- DIRECTION
Using the records below, locate all lines containing "structure" and return them.

- MATERIAL
## START

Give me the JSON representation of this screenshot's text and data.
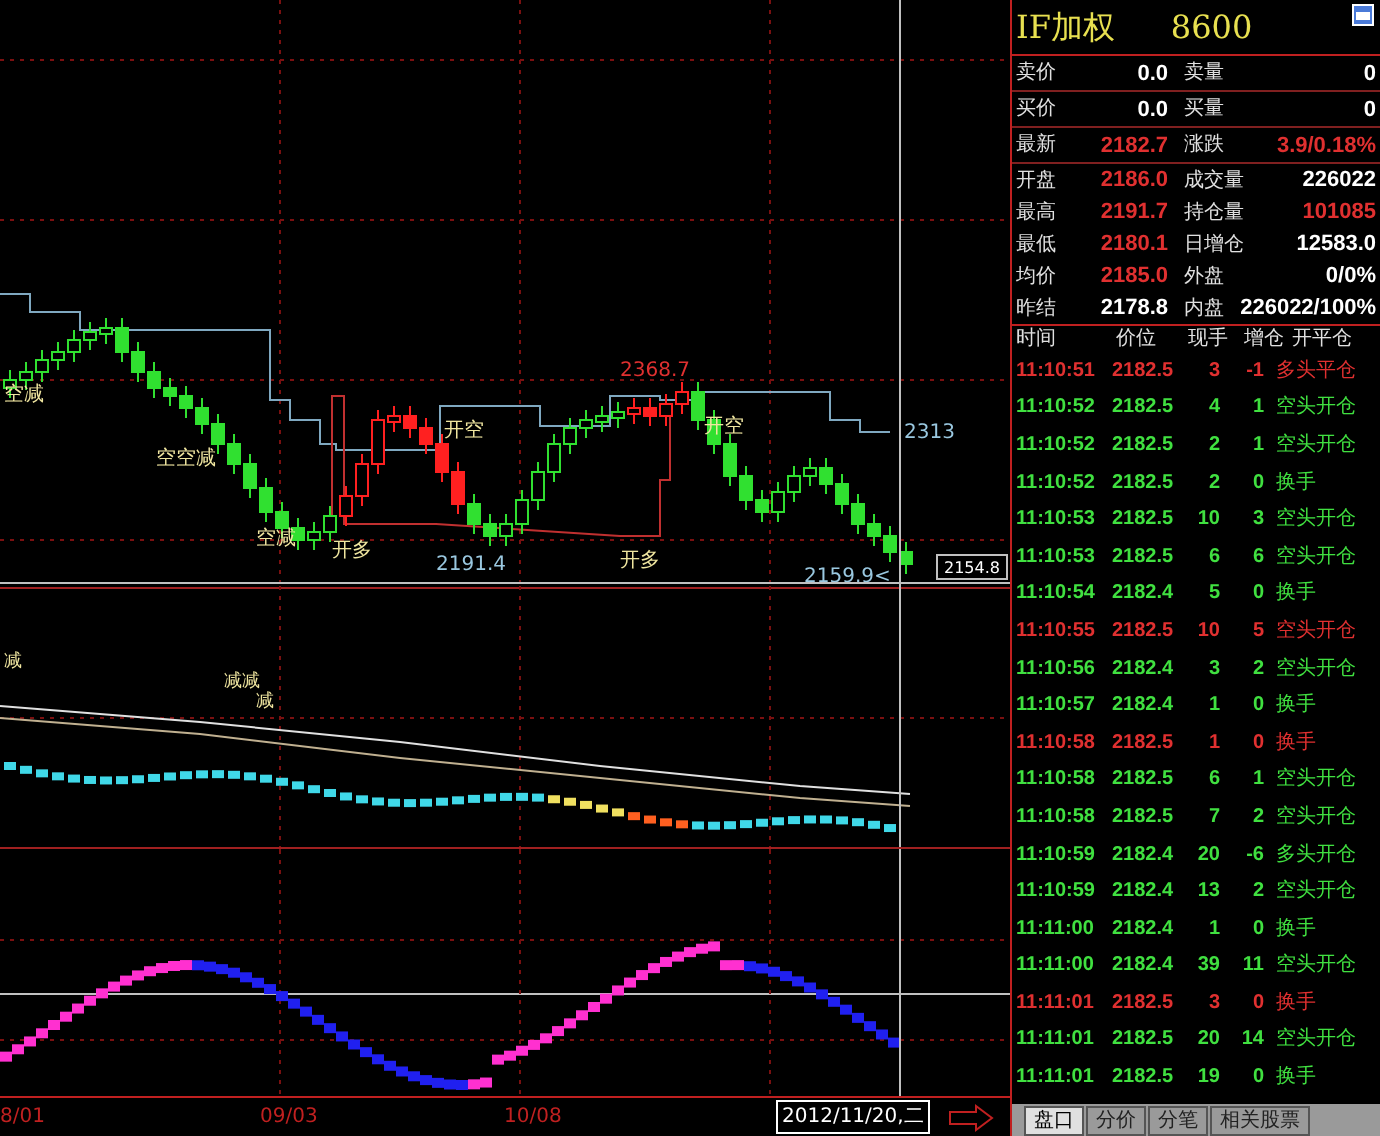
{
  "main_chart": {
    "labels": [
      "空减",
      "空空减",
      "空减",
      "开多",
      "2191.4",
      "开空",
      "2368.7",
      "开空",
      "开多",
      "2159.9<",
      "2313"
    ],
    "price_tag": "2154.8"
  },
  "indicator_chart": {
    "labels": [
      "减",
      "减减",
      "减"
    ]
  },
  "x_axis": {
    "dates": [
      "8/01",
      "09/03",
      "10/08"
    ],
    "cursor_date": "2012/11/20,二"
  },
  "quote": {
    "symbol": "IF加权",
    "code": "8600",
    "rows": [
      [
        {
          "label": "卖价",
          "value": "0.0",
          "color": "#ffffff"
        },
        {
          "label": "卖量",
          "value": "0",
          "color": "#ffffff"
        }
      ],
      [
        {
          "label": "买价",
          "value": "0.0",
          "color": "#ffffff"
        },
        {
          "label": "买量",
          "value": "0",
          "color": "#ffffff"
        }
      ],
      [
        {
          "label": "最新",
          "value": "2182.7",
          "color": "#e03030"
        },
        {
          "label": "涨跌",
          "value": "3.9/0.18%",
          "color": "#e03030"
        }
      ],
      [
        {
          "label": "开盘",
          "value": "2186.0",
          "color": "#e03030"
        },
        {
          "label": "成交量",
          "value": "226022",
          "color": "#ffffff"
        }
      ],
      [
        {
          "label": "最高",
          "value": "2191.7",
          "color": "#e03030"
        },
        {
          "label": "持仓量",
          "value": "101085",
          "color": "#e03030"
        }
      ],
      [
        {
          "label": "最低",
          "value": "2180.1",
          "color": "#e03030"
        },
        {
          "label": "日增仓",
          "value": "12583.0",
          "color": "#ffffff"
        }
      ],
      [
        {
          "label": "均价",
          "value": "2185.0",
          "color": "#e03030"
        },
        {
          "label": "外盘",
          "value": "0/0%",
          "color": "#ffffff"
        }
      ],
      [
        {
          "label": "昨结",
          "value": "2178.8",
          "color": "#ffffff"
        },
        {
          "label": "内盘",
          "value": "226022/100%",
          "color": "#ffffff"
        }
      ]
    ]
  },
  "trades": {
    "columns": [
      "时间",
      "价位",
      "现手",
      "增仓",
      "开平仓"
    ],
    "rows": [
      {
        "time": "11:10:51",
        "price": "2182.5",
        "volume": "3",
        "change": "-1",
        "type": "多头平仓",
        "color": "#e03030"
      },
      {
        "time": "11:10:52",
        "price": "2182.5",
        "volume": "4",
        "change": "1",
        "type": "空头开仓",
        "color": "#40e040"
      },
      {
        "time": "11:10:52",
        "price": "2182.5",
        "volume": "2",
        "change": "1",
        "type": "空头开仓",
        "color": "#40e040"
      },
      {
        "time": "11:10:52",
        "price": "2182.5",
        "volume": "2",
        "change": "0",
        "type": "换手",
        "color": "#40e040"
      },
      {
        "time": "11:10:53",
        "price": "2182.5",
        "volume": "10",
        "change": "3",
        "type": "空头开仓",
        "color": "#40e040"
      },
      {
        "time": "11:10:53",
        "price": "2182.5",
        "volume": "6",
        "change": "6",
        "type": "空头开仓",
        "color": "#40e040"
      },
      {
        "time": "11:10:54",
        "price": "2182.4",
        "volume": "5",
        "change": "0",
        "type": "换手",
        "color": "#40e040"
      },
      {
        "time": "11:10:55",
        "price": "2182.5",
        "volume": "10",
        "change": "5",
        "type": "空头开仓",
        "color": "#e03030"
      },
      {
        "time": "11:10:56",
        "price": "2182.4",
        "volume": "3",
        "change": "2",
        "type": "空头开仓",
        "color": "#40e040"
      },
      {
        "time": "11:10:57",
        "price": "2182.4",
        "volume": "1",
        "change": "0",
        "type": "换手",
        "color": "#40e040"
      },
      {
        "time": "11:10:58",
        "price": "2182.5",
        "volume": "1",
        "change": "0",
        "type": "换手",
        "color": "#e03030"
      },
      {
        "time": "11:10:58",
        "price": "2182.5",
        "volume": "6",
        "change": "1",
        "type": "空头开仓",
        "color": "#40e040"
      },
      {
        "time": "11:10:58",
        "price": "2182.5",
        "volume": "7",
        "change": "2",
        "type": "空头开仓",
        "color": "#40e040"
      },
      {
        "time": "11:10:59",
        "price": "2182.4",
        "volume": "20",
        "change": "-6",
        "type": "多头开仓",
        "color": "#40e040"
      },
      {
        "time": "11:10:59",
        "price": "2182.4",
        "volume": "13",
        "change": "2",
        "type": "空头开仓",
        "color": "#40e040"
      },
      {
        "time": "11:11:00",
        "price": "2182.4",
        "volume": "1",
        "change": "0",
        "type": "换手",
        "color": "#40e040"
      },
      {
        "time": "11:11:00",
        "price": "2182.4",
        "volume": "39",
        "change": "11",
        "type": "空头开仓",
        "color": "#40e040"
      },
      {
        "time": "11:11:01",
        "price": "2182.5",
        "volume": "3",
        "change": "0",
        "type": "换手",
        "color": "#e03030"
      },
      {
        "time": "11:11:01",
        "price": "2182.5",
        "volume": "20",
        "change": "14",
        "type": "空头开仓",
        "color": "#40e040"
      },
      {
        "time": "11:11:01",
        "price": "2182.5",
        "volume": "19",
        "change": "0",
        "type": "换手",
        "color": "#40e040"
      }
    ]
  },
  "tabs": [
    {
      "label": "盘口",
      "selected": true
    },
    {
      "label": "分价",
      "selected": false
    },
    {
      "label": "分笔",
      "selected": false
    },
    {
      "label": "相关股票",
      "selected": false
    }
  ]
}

## END
## START

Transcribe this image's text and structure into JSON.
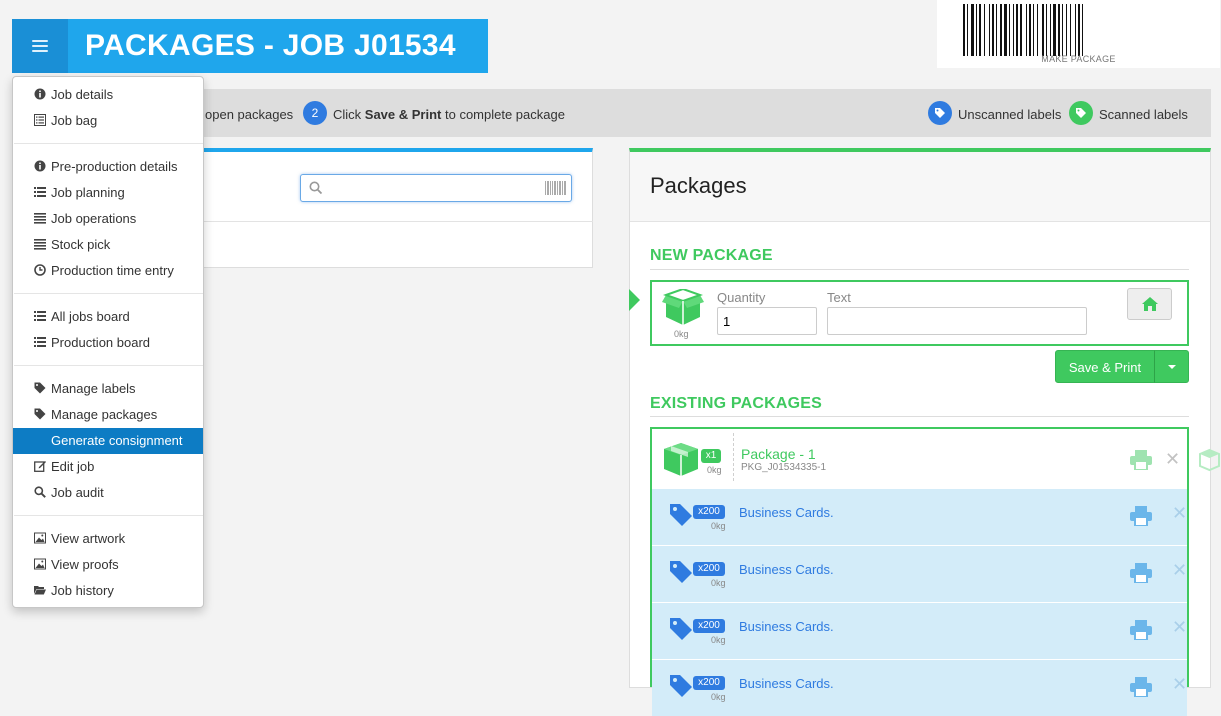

## END
## START

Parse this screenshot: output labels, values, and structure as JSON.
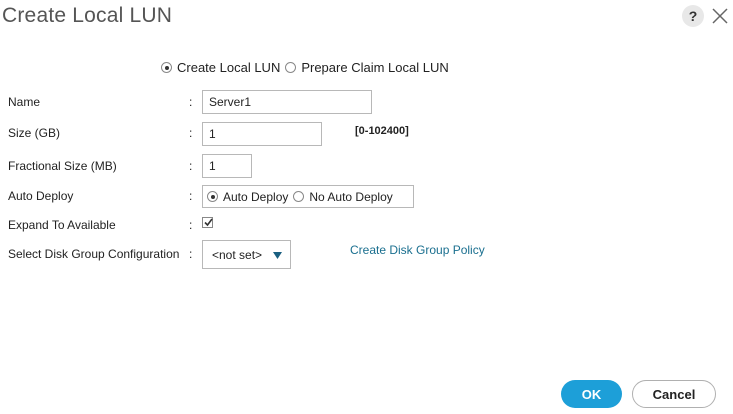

## END

- SOLUTION TO THE EXERCISE
Transcribe this image's text and structure into JSON.
Parse this screenshot: output labels, values, and structure as JSON.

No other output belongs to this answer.